Lines of data:
★ ★ ★ ★ ★ ★ ★

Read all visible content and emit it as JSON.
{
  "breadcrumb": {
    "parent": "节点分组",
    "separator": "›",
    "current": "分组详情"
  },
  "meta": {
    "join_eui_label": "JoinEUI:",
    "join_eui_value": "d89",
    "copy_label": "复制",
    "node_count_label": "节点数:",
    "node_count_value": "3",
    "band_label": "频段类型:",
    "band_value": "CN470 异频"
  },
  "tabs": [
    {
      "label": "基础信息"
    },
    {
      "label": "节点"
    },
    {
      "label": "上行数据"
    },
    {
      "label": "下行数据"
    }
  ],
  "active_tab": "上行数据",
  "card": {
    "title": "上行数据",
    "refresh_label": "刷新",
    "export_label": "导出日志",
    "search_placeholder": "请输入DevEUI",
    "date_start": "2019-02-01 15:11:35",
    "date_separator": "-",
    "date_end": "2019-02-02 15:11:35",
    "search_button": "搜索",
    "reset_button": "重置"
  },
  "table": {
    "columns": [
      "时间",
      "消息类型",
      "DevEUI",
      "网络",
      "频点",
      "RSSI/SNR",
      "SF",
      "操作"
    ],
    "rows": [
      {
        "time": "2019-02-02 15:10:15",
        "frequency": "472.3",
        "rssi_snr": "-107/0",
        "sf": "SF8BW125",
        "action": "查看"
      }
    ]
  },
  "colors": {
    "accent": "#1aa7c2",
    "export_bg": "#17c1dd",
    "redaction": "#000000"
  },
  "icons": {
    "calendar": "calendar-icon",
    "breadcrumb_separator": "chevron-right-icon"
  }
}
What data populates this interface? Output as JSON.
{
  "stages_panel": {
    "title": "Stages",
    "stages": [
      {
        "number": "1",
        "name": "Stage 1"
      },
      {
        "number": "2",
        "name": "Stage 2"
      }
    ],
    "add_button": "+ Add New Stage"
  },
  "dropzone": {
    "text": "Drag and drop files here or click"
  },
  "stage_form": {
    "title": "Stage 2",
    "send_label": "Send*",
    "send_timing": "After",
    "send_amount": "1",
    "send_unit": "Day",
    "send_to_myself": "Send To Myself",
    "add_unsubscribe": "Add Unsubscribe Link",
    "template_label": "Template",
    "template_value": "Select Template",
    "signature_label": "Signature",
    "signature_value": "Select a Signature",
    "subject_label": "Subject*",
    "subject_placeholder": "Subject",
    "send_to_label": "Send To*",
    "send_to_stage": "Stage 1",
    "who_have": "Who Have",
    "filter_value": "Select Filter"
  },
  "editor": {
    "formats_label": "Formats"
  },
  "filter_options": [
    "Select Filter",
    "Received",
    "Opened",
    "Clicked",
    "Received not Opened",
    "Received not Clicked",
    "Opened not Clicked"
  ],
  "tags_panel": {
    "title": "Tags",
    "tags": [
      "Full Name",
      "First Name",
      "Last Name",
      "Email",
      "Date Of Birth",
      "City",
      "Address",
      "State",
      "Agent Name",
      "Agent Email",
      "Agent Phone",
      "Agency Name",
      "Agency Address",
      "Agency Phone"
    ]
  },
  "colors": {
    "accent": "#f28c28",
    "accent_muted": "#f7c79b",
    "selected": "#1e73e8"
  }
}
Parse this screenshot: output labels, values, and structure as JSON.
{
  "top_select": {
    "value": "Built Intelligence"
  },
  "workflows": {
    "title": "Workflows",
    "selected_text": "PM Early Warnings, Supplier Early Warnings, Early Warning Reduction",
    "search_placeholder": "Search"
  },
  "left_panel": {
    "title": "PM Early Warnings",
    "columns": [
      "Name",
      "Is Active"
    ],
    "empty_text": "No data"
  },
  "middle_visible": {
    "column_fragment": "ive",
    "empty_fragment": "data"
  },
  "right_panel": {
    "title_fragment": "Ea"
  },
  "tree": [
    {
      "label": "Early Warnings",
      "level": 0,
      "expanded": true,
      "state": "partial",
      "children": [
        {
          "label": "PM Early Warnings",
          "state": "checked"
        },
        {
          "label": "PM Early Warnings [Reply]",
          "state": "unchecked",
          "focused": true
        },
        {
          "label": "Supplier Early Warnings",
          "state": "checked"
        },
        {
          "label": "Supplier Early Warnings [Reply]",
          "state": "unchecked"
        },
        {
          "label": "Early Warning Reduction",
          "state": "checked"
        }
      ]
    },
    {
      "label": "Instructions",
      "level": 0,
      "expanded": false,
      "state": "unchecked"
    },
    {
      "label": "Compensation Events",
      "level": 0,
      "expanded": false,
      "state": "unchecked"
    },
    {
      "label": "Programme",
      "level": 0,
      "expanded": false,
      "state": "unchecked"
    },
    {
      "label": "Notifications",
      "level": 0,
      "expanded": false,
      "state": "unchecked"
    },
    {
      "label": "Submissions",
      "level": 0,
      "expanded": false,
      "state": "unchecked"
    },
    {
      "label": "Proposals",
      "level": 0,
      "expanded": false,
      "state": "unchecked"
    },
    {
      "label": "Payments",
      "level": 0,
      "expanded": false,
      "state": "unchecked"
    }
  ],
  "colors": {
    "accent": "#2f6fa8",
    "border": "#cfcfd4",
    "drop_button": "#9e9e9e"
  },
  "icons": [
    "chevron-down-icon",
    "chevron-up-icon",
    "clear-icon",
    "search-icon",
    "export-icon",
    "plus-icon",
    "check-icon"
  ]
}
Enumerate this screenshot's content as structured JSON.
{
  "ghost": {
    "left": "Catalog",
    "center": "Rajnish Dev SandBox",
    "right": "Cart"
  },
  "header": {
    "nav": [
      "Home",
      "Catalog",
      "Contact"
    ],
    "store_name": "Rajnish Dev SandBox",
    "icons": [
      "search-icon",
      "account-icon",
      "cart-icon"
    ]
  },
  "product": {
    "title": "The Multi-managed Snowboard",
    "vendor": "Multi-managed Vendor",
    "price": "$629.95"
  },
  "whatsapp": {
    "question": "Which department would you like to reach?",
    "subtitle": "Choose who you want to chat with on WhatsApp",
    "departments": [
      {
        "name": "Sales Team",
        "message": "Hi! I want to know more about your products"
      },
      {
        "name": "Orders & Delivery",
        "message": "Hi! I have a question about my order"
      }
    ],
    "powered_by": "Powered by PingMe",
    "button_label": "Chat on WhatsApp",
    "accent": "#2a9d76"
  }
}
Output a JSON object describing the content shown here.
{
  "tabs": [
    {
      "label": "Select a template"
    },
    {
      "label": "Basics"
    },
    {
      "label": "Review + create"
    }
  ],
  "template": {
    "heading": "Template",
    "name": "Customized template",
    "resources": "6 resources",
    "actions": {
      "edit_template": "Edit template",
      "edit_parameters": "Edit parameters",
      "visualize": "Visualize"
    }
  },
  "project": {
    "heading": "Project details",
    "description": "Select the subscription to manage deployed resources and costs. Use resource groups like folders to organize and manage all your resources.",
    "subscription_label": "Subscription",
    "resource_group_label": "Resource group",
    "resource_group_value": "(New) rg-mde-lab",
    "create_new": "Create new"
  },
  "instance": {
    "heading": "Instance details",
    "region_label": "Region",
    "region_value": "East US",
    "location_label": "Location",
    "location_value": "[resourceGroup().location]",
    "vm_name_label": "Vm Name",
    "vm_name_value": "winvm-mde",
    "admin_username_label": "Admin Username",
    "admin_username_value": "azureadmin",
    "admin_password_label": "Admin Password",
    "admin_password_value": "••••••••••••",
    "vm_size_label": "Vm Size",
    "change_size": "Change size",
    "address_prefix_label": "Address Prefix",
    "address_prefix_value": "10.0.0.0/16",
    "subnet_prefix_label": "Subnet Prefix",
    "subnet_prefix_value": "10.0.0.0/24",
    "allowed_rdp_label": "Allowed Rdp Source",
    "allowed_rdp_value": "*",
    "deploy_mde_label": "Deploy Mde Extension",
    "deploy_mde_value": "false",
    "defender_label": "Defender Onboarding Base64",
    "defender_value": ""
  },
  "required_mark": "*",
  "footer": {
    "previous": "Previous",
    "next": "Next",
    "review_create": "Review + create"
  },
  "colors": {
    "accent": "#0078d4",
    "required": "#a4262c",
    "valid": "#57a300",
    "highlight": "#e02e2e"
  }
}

★ ★ ★ ★ ★ ★ ★

Aim:
Copy out all lines where the word "Opened" appears.

Answer to this exercise:
    "Opened",
    "Received not Opened",
    "Opened not Clicked"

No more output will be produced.